(begin)
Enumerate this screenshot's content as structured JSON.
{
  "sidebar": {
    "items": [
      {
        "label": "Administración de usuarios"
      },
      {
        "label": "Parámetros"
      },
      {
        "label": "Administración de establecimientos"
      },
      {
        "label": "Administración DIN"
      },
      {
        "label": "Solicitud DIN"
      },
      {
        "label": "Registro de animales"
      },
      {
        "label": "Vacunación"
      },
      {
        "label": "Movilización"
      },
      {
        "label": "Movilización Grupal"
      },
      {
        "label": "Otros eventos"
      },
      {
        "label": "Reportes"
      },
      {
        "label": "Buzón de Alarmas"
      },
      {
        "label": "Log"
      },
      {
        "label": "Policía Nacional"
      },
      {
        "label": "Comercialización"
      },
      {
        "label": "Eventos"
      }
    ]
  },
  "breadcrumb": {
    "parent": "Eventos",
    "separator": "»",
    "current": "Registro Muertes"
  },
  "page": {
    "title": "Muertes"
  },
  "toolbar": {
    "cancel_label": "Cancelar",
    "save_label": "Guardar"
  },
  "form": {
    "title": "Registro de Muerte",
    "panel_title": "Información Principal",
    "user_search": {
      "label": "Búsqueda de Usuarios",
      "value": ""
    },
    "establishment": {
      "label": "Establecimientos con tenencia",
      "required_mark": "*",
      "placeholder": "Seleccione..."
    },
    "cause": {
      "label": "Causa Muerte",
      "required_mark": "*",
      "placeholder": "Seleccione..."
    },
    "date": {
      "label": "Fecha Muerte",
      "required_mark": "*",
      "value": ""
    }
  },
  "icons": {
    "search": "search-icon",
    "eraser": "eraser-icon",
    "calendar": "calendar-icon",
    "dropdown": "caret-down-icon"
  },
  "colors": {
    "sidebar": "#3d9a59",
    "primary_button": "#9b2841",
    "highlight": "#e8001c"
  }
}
(end)
Task goal:
Can you restate every record above word for word?

Task solution:
Enumerate this screenshot's content as structured JSON.
{
  "sidebar": {
    "items": [
      {
        "label": "Administración de usuarios"
      },
      {
        "label": "Parámetros"
      },
      {
        "label": "Administración de establecimientos"
      },
      {
        "label": "Administración DIN"
      },
      {
        "label": "Solicitud DIN"
      },
      {
        "label": "Registro de animales"
      },
      {
        "label": "Vacunación"
      },
      {
        "label": "Movilización"
      },
      {
        "label": "Movilización Grupal"
      },
      {
        "label": "Otros eventos"
      },
      {
        "label": "Reportes"
      },
      {
        "label": "Buzón de Alarmas"
      },
      {
        "label": "Log"
      },
      {
        "label": "Policía Nacional"
      },
      {
        "label": "Comercialización"
      },
      {
        "label": "Eventos"
      }
    ]
  },
  "breadcrumb": {
    "parent": "Eventos",
    "separator": "»",
    "current": "Registro Muertes"
  },
  "page": {
    "title": "Muertes"
  },
  "toolbar": {
    "cancel_label": "Cancelar",
    "save_label": "Guardar"
  },
  "form": {
    "title": "Registro de Muerte",
    "panel_title": "Información Principal",
    "user_search": {
      "label": "Búsqueda de Usuarios",
      "value": ""
    },
    "establishment": {
      "label": "Establecimientos con tenencia",
      "required_mark": "*",
      "placeholder": "Seleccione..."
    },
    "cause": {
      "label": "Causa Muerte",
      "required_mark": "*",
      "placeholder": "Seleccione..."
    },
    "date": {
      "label": "Fecha Muerte",
      "required_mark": "*",
      "value": ""
    }
  },
  "icons": {
    "search": "search-icon",
    "eraser": "eraser-icon",
    "calendar": "calendar-icon",
    "dropdown": "caret-down-icon"
  },
  "colors": {
    "sidebar": "#3d9a59",
    "primary_button": "#9b2841",
    "highlight": "#e8001c"
  }
}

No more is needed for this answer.